* _DIRECTIVE_:
Extract, from the records beneath this instruction, each line that contains the word "pages".

* _Stored records_:
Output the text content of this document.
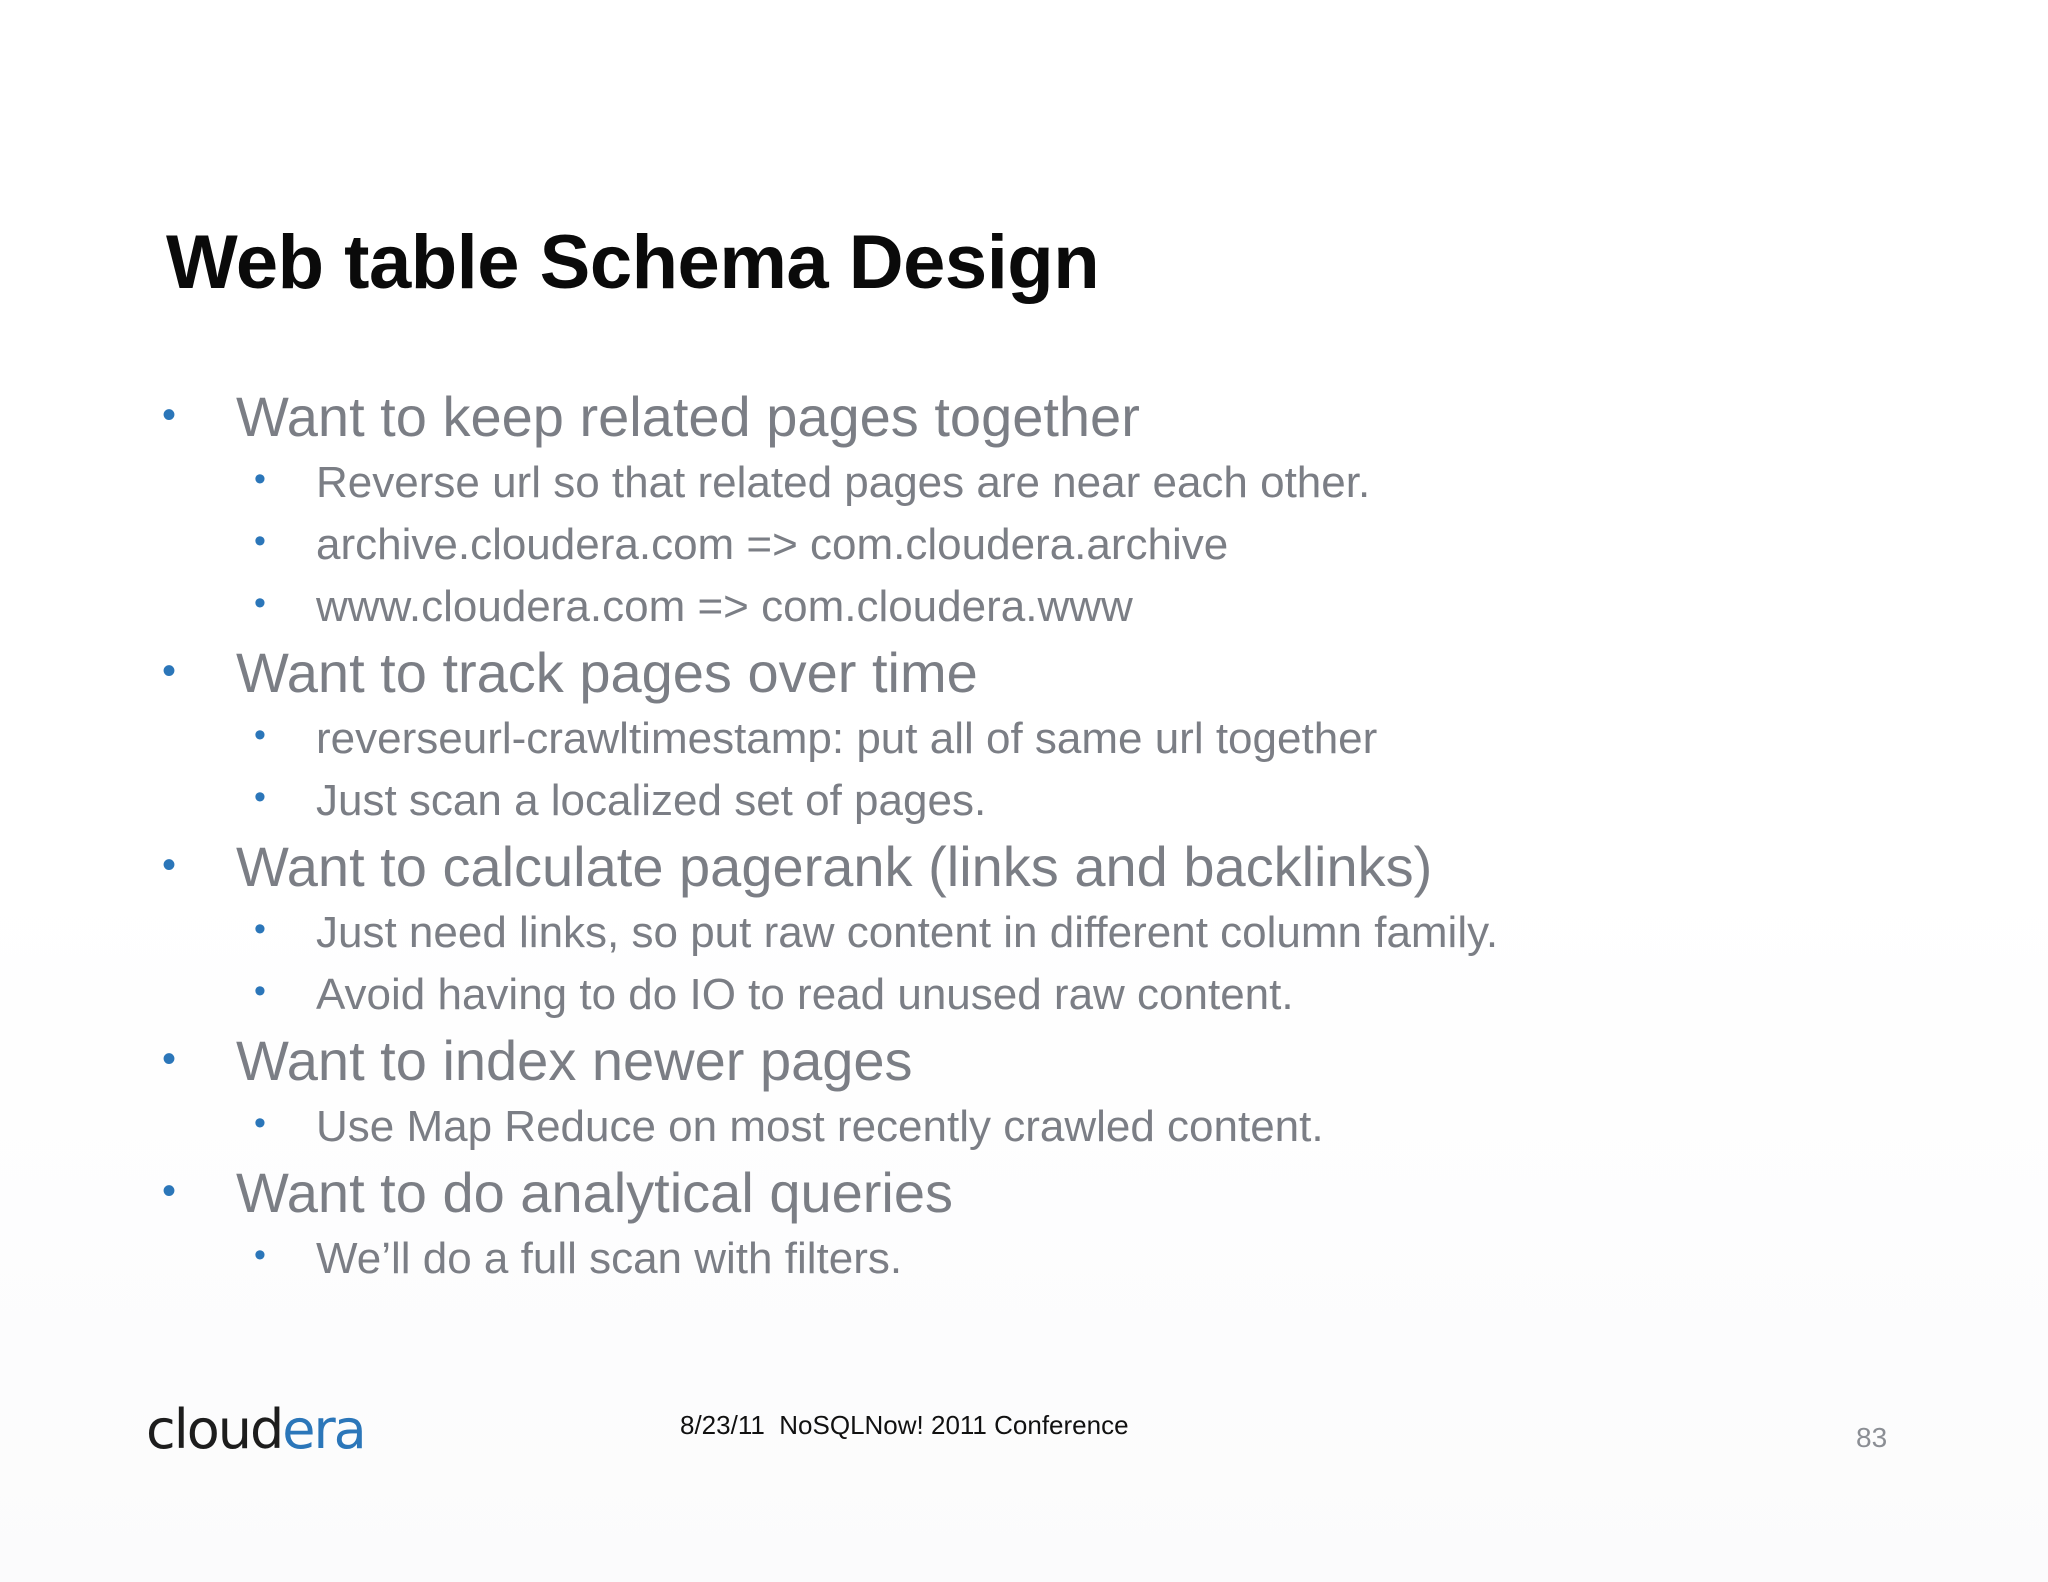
Web table Schema Design
• Want to keep related pages together
• Reverse url so that related pages are near each other.
• archive.cloudera.com => com.cloudera.archive
• www.cloudera.com => com.cloudera.www
• Want to track pages over time
• reverseurl-crawltimestamp: put all of same url together
• Just scan a localized set of pages.
• Want to calculate pagerank (links and backlinks)
• Just need links, so put raw content in different column family.
• Avoid having to do IO to read unused raw content.
• Want to index newer pages
• Use Map Reduce on most recently crawled content.
• Want to do analytical queries
• We’ll do a full scan with filters.
cloudera	8/23/11  NoSQLNow! 2011 Conference	83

* _RESPONSE TO THIS EXERCISE_:
• Want to keep related pages together
• Reverse url so that related pages are near each other.
• Want to track pages over time
• Just scan a localized set of pages.
• Want to index newer pages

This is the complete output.